◆ PROVIDED DATA ◆
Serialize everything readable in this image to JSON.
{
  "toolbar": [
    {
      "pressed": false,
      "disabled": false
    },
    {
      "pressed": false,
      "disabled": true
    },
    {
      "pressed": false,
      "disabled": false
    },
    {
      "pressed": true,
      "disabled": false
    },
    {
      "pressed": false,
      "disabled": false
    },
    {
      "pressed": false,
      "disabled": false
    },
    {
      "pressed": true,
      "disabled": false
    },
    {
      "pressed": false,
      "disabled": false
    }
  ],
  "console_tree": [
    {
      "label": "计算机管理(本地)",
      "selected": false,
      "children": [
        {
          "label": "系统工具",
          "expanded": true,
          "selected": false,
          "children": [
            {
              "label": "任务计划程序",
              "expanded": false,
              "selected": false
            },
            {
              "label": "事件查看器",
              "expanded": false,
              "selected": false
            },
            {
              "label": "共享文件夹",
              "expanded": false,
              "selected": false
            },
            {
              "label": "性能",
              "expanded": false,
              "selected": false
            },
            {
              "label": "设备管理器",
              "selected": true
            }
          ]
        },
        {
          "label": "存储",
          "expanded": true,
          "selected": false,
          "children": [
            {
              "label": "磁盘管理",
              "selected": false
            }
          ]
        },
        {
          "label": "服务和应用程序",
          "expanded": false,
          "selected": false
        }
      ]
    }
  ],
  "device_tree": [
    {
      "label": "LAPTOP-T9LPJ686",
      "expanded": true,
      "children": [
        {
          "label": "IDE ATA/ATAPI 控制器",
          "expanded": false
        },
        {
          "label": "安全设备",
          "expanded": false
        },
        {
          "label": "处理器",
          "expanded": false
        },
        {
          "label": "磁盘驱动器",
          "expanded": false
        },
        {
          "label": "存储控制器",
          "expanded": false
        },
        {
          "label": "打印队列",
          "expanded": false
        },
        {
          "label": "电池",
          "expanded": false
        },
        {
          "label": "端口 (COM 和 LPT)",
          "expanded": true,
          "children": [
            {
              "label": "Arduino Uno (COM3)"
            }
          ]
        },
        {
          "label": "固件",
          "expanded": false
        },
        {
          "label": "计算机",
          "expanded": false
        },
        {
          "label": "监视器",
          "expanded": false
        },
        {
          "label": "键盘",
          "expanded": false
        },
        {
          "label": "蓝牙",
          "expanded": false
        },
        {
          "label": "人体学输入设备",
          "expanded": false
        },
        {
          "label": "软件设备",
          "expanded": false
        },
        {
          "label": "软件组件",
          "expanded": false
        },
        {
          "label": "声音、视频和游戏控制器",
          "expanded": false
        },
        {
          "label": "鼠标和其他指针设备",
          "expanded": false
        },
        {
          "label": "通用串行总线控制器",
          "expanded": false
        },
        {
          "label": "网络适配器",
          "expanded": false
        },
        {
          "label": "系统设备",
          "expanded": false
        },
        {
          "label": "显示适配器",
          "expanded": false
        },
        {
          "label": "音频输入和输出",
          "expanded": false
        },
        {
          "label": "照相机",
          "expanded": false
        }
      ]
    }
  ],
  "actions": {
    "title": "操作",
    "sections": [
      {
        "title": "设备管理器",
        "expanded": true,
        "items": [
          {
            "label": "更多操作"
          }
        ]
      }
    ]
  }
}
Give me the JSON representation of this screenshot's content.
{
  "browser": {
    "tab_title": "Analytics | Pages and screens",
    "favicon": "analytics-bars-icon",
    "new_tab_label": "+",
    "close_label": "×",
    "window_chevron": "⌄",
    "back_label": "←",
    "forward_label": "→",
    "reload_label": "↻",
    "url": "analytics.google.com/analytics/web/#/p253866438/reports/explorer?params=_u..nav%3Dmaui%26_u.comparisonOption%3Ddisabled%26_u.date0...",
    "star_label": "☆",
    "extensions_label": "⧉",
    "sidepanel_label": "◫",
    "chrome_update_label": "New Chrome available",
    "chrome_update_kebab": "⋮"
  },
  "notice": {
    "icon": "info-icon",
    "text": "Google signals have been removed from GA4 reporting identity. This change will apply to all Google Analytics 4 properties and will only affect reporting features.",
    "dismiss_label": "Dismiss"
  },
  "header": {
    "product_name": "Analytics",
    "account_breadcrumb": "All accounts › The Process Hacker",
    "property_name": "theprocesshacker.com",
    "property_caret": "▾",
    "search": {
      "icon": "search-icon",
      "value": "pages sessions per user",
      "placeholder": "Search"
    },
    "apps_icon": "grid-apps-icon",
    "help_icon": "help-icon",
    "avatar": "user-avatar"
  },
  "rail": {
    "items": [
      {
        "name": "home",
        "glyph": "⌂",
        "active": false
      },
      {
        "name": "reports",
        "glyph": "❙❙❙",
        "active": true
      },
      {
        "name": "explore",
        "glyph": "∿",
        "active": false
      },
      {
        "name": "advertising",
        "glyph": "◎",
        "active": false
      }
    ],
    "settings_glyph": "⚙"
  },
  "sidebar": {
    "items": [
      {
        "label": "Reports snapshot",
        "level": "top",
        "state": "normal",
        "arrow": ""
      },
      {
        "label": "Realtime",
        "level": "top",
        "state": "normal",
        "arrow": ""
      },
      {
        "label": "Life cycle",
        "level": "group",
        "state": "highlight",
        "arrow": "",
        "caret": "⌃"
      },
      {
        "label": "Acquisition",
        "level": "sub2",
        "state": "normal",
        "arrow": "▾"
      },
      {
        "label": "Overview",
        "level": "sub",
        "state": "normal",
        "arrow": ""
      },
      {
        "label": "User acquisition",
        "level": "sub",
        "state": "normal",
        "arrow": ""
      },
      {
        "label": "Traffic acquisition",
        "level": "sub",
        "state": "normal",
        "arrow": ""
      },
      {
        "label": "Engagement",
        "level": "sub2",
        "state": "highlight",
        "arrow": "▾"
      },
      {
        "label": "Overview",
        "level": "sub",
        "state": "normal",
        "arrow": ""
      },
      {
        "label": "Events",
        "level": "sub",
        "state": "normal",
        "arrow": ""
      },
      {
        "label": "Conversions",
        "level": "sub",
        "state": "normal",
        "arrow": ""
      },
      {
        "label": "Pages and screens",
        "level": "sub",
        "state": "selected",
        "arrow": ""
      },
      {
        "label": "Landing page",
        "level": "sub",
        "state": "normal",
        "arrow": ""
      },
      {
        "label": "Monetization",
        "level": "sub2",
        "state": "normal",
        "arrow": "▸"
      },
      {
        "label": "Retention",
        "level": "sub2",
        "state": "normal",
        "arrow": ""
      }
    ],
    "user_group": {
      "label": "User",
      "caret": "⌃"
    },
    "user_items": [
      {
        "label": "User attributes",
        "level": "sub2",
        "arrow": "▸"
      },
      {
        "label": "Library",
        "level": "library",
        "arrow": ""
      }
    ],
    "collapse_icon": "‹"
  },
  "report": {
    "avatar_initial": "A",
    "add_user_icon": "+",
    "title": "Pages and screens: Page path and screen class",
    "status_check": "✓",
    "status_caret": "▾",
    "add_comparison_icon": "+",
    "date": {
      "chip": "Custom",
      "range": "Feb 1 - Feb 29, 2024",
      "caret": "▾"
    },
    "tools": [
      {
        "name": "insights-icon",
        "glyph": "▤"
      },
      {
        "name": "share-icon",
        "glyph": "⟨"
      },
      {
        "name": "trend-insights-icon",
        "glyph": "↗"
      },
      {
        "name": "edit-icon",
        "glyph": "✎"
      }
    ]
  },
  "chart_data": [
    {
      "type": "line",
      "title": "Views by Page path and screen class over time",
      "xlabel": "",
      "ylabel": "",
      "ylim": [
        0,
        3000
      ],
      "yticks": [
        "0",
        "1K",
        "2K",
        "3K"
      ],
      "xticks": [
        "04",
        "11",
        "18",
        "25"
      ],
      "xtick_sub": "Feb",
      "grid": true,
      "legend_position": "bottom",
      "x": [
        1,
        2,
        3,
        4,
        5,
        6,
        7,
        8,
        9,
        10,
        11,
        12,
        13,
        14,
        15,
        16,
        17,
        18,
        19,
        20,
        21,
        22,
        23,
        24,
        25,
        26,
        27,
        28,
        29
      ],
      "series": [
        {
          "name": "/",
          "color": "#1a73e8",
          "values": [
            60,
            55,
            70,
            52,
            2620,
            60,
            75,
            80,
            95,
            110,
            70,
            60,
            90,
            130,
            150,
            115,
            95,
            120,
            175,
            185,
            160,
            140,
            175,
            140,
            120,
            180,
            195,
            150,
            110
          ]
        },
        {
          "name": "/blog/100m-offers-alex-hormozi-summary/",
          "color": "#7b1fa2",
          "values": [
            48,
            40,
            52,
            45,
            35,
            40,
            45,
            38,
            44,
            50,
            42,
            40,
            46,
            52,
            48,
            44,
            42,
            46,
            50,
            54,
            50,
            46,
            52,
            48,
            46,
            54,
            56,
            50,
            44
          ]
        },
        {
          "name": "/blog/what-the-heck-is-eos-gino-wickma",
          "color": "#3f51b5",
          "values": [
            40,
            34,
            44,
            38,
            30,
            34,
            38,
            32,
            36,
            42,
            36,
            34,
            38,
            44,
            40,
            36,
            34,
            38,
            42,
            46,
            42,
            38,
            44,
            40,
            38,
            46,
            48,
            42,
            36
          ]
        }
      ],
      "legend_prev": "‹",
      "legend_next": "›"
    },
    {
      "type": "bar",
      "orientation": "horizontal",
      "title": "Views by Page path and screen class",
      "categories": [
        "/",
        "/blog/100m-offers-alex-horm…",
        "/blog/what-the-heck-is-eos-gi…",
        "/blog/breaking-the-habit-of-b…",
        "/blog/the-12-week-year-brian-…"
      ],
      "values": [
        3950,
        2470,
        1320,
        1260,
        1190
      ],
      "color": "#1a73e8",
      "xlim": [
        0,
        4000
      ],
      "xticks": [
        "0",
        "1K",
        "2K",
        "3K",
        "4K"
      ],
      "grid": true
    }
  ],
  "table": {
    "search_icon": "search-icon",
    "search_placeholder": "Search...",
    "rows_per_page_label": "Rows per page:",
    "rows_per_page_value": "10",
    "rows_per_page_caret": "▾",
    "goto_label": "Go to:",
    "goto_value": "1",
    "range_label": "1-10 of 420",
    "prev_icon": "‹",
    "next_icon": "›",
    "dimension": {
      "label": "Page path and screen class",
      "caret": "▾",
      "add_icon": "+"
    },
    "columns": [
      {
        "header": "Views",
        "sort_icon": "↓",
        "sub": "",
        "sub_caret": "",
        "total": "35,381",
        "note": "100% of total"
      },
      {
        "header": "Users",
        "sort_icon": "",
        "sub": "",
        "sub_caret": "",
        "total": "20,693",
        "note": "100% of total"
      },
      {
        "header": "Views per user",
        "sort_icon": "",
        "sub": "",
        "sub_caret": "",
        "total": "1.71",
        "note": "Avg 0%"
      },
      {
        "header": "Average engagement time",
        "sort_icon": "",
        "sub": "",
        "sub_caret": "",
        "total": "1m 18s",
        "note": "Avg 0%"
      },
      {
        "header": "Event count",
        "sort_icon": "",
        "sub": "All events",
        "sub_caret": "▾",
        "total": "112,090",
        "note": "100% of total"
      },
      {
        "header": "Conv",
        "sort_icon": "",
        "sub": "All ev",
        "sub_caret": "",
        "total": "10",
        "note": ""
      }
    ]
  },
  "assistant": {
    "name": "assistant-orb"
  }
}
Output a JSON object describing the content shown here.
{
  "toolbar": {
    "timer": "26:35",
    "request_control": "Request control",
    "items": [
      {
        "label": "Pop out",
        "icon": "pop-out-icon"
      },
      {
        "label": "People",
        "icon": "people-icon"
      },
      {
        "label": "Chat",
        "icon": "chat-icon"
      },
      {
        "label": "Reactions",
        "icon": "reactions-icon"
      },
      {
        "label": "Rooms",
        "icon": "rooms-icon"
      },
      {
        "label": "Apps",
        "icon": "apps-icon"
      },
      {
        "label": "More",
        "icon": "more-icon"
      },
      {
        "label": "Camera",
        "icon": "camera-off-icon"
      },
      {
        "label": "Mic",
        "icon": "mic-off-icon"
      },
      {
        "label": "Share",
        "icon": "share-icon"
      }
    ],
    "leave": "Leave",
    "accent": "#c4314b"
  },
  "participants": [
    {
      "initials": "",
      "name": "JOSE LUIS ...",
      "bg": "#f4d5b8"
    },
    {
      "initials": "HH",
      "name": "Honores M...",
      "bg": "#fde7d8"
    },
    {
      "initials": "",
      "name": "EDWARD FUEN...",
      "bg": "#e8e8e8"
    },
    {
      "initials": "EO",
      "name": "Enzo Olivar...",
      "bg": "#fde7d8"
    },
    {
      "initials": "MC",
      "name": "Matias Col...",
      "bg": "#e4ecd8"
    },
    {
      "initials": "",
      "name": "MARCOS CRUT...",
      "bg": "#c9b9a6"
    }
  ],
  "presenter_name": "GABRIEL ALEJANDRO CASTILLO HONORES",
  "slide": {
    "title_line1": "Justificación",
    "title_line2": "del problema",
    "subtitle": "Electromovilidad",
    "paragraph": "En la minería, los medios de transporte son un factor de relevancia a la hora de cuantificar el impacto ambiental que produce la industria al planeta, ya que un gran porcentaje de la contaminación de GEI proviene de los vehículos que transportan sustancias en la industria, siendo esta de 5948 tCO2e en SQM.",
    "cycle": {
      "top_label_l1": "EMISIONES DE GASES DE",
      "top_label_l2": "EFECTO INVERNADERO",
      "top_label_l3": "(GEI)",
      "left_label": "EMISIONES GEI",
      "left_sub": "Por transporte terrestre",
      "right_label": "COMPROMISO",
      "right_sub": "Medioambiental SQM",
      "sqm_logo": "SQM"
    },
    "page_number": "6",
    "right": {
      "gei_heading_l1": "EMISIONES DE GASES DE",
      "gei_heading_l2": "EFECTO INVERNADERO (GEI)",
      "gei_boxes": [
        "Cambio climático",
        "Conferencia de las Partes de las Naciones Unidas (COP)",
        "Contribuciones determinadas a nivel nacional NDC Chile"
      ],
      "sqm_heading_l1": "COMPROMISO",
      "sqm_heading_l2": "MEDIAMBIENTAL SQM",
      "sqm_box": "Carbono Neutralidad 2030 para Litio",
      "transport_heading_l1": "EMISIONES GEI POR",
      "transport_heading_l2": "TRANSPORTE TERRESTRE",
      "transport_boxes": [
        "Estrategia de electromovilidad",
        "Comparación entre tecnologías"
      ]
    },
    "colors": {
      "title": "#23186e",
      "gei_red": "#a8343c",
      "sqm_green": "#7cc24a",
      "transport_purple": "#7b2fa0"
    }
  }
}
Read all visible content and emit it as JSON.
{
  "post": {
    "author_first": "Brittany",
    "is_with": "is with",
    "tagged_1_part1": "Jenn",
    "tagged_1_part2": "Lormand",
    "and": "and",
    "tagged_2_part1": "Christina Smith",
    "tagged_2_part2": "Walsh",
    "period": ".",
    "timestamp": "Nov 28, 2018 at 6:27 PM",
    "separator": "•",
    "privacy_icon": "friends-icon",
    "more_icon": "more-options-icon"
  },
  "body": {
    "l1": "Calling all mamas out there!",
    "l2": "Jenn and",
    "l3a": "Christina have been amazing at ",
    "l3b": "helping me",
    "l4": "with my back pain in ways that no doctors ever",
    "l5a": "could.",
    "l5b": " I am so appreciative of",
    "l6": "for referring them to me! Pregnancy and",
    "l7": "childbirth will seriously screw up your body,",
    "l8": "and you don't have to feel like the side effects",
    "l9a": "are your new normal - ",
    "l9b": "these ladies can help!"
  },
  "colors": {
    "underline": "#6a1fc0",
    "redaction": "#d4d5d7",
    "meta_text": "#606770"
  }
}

◆ SET TASK ◆
Using the records given above, list every line that includes the word "EMISIONES".

◆ THE COMPLETED TASK ◆
      "top_label_l1": "EMISIONES DE GASES DE",
      "left_label": "EMISIONES GEI",
      "gei_heading_l1": "EMISIONES DE GASES DE",
      "transport_heading_l1": "EMISIONES GEI POR",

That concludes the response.